* EXERCISE PROMPT:
Output exactly the lines between the line that contains "Transcribe the text in this document." and the last line of the material, counting both.

+--

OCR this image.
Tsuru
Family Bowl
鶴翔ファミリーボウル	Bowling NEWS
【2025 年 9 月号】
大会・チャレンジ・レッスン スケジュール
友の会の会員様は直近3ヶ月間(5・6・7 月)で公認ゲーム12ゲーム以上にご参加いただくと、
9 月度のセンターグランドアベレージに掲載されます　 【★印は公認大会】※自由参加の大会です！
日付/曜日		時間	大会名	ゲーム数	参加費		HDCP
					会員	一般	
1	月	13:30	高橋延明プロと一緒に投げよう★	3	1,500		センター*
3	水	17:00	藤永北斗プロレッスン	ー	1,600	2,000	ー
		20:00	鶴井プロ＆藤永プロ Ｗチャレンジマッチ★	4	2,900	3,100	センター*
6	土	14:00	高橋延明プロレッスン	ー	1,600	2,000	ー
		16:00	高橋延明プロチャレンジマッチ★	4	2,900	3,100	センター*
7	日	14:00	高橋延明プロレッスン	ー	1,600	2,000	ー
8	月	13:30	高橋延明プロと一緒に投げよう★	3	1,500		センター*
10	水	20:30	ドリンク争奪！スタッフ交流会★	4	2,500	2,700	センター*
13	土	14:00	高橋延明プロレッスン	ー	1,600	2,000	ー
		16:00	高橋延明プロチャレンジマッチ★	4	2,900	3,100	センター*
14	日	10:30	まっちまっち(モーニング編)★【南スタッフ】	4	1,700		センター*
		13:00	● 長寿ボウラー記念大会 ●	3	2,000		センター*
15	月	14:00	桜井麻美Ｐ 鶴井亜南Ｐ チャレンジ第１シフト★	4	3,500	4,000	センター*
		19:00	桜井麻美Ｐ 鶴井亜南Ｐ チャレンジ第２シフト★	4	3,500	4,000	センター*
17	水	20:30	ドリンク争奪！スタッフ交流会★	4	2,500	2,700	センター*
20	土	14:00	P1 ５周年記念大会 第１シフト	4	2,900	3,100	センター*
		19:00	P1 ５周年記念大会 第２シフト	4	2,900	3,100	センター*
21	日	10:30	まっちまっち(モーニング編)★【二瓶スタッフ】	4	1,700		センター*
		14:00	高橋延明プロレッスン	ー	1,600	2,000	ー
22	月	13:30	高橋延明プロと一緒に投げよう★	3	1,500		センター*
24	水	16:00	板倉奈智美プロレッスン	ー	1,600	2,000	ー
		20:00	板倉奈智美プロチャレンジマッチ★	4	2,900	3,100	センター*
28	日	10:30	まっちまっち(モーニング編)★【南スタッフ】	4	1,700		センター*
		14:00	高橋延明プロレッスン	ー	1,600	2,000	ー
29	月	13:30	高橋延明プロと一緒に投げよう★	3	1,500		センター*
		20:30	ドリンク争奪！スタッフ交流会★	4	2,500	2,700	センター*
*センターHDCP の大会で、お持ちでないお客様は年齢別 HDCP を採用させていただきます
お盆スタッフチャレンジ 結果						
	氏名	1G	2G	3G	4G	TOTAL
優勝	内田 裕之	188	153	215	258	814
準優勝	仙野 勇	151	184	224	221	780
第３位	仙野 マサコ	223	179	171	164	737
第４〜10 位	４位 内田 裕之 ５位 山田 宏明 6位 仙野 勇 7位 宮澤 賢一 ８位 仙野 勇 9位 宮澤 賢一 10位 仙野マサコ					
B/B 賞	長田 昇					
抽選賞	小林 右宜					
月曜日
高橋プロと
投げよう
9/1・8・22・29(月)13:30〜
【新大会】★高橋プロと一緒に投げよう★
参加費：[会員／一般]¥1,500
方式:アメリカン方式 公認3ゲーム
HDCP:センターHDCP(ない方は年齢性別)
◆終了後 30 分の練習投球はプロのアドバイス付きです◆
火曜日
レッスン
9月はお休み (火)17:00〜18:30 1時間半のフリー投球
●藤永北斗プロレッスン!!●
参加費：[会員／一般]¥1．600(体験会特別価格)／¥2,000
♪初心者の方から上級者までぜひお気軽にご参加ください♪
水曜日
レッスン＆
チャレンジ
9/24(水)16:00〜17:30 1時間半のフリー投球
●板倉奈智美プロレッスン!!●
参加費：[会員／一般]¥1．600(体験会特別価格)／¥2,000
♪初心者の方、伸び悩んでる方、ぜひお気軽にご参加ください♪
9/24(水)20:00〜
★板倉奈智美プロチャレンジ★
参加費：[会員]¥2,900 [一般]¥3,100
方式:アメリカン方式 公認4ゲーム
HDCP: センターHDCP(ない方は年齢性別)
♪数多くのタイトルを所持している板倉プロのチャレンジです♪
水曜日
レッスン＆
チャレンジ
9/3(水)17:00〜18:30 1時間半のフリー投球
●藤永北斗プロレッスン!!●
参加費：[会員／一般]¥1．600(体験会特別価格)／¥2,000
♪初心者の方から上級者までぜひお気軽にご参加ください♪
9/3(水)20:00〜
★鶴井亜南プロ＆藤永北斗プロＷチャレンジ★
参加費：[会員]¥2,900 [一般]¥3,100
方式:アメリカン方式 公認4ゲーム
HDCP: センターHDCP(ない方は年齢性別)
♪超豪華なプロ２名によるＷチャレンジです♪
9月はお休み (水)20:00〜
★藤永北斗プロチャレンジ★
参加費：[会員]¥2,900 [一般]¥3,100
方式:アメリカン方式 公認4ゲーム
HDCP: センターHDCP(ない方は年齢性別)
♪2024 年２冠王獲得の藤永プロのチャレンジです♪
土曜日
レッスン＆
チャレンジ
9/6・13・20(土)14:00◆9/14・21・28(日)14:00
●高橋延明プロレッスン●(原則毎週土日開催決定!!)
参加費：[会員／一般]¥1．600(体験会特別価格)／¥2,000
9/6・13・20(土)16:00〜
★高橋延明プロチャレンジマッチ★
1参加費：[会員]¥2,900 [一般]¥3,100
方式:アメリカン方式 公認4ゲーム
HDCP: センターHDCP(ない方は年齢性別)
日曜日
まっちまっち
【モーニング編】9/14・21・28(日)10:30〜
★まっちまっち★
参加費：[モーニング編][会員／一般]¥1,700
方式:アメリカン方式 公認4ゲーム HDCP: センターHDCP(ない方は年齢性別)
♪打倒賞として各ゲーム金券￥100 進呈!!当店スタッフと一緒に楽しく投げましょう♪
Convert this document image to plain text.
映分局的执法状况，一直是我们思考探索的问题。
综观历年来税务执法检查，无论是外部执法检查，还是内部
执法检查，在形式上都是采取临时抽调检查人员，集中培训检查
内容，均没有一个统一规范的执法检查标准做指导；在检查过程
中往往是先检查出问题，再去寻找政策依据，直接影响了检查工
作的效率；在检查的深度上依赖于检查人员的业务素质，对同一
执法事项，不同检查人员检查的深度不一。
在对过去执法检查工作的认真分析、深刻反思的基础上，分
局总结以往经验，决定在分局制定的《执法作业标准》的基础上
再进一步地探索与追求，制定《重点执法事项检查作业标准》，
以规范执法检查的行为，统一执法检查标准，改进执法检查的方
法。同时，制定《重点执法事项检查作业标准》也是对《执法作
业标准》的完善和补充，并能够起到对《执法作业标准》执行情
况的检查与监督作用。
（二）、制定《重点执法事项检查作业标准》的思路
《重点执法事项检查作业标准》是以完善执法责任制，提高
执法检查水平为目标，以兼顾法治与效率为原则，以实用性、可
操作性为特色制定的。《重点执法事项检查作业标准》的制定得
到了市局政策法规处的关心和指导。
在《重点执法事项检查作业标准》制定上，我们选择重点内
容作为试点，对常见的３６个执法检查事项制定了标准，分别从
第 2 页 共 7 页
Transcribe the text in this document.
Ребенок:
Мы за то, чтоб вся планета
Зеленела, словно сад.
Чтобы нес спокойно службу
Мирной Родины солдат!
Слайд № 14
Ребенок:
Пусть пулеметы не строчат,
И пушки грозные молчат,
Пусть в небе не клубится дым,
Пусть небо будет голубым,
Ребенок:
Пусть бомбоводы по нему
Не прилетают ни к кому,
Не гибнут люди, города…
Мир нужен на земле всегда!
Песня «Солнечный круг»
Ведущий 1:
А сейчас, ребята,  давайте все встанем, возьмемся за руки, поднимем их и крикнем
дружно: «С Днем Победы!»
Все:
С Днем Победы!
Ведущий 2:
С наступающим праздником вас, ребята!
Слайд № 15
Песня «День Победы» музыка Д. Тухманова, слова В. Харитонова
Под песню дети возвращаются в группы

+--

* EXERCISE RESPONSE:
Transcribe the text in this document.
Ребенок:
Мы за то, чтоб вся планета
Зеленела, словно сад.
Чтобы нес спокойно службу
Мирной Родины солдат!
Слайд № 14
Ребенок:
Пусть пулеметы не строчат,
И пушки грозные молчат,
Пусть в небе не клубится дым,
Пусть небо будет голубым,
Ребенок:
Пусть бомбоводы по нему
Не прилетают ни к кому,
Не гибнут люди, города…
Мир нужен на земле всегда!
Песня «Солнечный круг»
Ведущий 1:
А сейчас, ребята,  давайте все встанем, возьмемся за руки, поднимем их и крикнем
дружно: «С Днем Победы!»
Все:
С Днем Победы!
Ведущий 2:
С наступающим праздником вас, ребята!
Слайд № 15
Песня «День Победы» музыка Д. Тухманова, слова В. Харитонова
Под песню дети возвращаются в группы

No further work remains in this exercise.